**DIRECTIONS:**
All the data should be repeated exactly. Any image in it is left out.

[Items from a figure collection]
+ + +
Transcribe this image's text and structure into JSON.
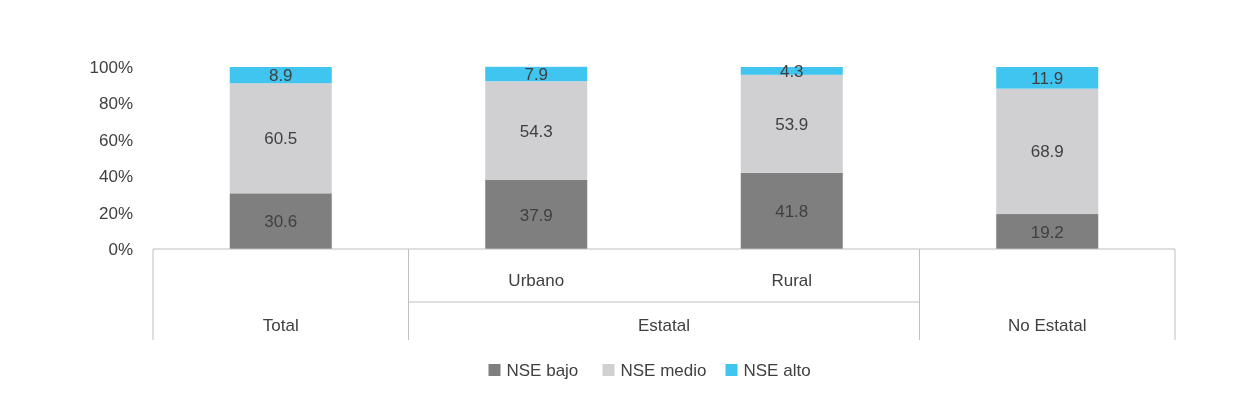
{
  "chart_data": {
    "type": "bar",
    "stacked": true,
    "categories": [
      "Total",
      "Urbano",
      "Rural",
      "No Estatal"
    ],
    "series": [
      {
        "name": "NSE bajo",
        "color": "#7f7f80",
        "values": [
          30.6,
          37.9,
          41.8,
          19.2
        ]
      },
      {
        "name": "NSE medio",
        "color": "#d0d0d2",
        "values": [
          60.5,
          54.3,
          53.9,
          68.9
        ]
      },
      {
        "name": "NSE alto",
        "color": "#40c4f0",
        "values": [
          8.9,
          7.9,
          4.3,
          11.9
        ]
      }
    ],
    "ylim": [
      0,
      100
    ],
    "yticks": [
      {
        "value": 0,
        "label": "0%"
      },
      {
        "value": 20,
        "label": "20%"
      },
      {
        "value": 40,
        "label": "40%"
      },
      {
        "value": 60,
        "label": "60%"
      },
      {
        "value": 80,
        "label": "80%"
      },
      {
        "value": 100,
        "label": "100%"
      }
    ],
    "annotations": [
      "Estatal"
    ],
    "data_labels": true,
    "legend": "bottom",
    "grid": false
  }
}
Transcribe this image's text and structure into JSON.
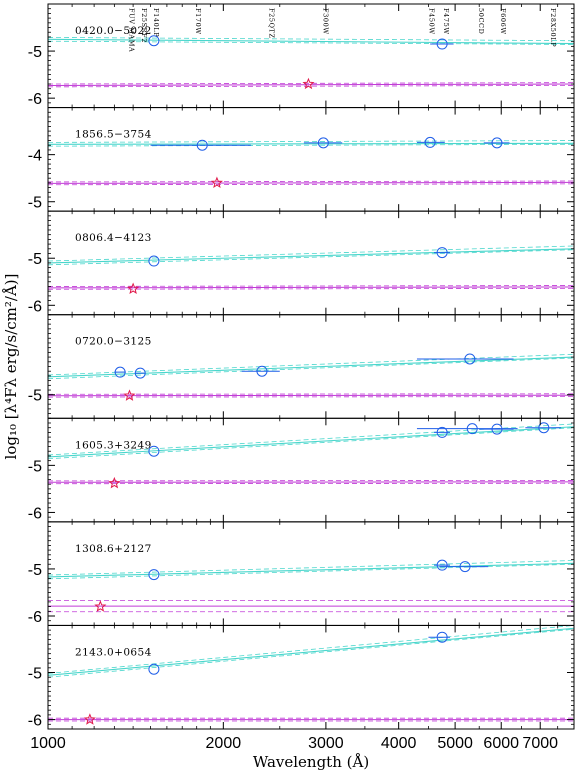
+ + +
**EXERCISE SOLUTION:**
Transcribe this image's text and structure into JSON.
{
  "chart_data": {
    "type": "bar",
    "stacked": true,
    "categories": [
      "Total",
      "Urbano",
      "Rural",
      "No Estatal"
    ],
    "series": [
      {
        "name": "NSE bajo",
        "color": "#7f7f80",
        "values": [
          30.6,
          37.9,
          41.8,
          19.2
        ]
      },
      {
        "name": "NSE medio",
        "color": "#d0d0d2",
        "values": [
          60.5,
          54.3,
          53.9,
          68.9
        ]
      },
      {
        "name": "NSE alto",
        "color": "#40c4f0",
        "values": [
          8.9,
          7.9,
          4.3,
          11.9
        ]
      }
    ],
    "ylim": [
      0,
      100
    ],
    "yticks": [
      {
        "value": 0,
        "label": "0%"
      },
      {
        "value": 20,
        "label": "20%"
      },
      {
        "value": 40,
        "label": "40%"
      },
      {
        "value": 60,
        "label": "60%"
      },
      {
        "value": 80,
        "label": "80%"
      },
      {
        "value": 100,
        "label": "100%"
      }
    ],
    "annotations": [
      "Estatal"
    ],
    "data_labels": true,
    "legend": "bottom",
    "grid": false
  }
}
Transcribe this image's text and structure into JSON.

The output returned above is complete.